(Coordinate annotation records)
— start —

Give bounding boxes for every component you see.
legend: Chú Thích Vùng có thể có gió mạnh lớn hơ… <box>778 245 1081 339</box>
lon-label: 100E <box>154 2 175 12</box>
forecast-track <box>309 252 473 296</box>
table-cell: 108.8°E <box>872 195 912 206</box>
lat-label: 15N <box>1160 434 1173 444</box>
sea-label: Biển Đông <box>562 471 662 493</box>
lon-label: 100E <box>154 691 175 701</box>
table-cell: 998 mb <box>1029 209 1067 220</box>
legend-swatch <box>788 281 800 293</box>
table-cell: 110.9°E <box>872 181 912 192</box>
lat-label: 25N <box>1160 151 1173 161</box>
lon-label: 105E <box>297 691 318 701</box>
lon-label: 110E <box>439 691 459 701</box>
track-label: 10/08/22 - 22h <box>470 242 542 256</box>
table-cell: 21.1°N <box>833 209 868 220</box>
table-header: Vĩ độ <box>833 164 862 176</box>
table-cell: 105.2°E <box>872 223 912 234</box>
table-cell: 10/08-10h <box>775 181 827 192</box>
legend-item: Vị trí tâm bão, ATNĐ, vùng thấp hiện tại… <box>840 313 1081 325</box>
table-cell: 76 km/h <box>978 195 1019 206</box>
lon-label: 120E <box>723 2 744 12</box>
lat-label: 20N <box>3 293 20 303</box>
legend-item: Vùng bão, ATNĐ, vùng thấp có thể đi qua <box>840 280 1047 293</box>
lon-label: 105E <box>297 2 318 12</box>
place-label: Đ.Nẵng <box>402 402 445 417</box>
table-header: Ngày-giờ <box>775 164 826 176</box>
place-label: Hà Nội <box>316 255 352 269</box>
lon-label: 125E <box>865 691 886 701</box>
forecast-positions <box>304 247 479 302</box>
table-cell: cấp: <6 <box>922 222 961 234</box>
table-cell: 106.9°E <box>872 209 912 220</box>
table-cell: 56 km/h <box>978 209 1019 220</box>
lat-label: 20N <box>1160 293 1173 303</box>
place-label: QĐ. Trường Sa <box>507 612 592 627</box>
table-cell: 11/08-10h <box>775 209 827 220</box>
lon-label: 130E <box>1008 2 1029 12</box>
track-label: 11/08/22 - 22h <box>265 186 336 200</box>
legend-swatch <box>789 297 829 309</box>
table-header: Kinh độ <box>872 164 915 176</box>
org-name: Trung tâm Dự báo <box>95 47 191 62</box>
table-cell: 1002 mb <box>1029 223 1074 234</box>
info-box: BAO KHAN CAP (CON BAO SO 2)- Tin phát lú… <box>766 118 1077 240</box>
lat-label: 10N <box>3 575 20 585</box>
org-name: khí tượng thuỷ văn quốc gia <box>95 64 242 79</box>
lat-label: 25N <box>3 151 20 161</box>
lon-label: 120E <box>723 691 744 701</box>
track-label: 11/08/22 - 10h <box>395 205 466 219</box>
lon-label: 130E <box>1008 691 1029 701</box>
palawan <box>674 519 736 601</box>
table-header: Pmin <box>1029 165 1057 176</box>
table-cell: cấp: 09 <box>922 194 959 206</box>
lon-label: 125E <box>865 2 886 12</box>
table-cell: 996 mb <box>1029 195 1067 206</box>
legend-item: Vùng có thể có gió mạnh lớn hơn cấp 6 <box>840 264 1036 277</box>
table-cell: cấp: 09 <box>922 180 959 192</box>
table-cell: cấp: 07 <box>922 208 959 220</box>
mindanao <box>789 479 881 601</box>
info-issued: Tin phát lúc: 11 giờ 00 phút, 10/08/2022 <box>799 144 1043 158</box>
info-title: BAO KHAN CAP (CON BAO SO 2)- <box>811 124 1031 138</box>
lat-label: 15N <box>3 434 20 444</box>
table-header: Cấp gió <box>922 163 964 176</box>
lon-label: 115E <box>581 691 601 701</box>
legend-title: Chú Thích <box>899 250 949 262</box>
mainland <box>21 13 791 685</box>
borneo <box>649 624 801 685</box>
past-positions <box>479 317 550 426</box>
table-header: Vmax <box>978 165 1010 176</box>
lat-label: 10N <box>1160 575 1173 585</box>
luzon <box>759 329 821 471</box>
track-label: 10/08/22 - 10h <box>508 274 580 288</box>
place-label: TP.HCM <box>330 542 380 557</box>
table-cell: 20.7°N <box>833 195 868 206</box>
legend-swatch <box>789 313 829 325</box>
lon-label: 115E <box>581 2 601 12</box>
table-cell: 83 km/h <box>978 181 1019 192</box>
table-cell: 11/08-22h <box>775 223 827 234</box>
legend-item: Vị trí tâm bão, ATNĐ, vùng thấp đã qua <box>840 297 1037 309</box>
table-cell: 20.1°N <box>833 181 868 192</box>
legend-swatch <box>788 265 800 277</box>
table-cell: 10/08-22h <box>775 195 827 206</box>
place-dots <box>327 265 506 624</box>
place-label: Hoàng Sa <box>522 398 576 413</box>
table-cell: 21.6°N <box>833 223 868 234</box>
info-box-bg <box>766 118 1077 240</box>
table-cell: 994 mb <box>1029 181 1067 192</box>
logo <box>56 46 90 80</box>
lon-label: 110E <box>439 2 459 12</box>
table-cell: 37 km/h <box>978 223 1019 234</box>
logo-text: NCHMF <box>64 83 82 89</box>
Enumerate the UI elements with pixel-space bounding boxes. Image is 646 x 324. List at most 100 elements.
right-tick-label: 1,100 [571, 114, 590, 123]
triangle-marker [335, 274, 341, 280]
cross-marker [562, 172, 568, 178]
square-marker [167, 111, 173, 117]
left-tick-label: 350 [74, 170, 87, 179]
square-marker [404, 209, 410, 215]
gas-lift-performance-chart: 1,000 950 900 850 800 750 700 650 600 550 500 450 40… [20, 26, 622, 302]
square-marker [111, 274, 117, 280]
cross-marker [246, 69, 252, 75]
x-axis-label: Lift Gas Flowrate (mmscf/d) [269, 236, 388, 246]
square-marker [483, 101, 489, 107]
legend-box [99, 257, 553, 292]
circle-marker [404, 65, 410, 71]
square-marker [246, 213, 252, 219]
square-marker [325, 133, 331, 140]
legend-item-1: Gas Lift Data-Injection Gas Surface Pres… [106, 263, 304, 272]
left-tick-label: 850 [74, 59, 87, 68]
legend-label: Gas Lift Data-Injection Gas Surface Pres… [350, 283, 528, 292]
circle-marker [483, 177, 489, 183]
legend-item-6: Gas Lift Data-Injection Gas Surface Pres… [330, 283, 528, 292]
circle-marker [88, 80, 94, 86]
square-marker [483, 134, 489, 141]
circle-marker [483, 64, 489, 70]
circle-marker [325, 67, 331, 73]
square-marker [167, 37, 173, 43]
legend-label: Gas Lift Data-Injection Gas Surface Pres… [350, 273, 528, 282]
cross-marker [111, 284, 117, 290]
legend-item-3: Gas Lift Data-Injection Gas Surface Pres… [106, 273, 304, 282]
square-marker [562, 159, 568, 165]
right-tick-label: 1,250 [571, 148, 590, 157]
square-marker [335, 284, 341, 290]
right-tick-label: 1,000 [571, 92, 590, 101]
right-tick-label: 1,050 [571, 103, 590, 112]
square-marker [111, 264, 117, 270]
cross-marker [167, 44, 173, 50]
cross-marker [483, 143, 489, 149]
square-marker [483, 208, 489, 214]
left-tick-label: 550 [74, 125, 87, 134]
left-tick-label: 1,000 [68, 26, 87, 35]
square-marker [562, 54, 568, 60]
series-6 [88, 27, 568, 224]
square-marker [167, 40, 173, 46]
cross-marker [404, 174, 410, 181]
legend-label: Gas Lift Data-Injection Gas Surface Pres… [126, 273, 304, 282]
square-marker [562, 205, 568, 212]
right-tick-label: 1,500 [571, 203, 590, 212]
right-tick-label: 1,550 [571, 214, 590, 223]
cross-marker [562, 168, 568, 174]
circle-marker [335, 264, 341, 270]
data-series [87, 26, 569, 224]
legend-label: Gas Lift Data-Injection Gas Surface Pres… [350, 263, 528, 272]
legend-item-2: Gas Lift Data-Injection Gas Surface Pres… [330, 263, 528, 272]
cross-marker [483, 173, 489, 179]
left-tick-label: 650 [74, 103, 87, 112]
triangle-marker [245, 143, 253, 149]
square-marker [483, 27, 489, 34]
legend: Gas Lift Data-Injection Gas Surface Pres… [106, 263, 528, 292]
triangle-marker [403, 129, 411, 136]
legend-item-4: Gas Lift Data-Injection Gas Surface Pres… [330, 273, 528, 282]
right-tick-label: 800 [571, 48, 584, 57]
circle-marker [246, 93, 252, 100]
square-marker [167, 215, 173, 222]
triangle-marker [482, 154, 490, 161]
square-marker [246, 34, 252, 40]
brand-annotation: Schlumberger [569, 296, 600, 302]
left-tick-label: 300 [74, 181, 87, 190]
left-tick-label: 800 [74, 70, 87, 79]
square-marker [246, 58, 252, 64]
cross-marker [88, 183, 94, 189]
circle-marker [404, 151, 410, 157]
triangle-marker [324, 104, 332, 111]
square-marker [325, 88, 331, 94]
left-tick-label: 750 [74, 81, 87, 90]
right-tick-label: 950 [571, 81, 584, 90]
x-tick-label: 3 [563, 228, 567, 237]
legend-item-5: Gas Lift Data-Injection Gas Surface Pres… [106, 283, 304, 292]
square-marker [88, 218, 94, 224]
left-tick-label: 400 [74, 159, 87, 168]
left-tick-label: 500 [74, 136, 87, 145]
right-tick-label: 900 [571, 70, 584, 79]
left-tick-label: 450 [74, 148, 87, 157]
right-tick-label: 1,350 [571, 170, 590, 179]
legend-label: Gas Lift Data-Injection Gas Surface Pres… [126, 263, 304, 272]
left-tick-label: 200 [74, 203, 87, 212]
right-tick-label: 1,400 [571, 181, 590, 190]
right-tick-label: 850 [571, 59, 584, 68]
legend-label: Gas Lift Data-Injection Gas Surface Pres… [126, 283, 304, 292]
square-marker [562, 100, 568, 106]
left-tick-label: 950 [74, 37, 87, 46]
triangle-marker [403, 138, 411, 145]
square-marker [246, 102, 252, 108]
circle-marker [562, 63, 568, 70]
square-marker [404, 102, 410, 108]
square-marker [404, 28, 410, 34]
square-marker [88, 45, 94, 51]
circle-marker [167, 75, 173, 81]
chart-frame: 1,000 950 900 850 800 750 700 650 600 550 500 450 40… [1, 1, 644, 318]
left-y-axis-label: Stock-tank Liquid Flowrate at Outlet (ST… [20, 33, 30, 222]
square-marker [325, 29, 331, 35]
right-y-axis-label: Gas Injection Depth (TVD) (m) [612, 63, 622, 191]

— end —

What the task asks:
Format every line from the beginning of the rows through the line containing "track-label: 10/08/22 - 22h" as a Markdown table with the columns No. and Text. Number each line and leave out any blank lines.

Output:
| No. | Text |
|---|---|
| 1 | Give bounding boxes for every component you see. |
| 2 | legend: Chú Thích Vùng có thể có gió mạnh lớn hơ… <box>778 245 1081 339</box> |
| 3 | lon-label: 100E <box>154 2 175 12</box> |
| 4 | forecast-track <box>309 252 473 296</box> |
| 5 | table-cell: 108.8°E <box>872 195 912 206</box> |
| 6 | lat-label: 15N <box>1160 434 1173 444</box> |
| 7 | sea-label: Biển Đông <box>562 471 662 493</box> |
| 8 | lon-label: 100E <box>154 691 175 701</box> |
| 9 | table-cell: 998 mb <box>1029 209 1067 220</box> |
| 10 | legend-swatch <box>788 281 800 293</box> |
| 11 | table-cell: 110.9°E <box>872 181 912 192</box> |
| 12 | lat-label: 25N <box>1160 151 1173 161</box> |
| 13 | lon-label: 105E <box>297 691 318 701</box> |
| 14 | lon-label: 110E <box>439 691 459 701</box> |
| 15 | track-label: 10/08/22 - 22h <box>470 242 542 256</box> |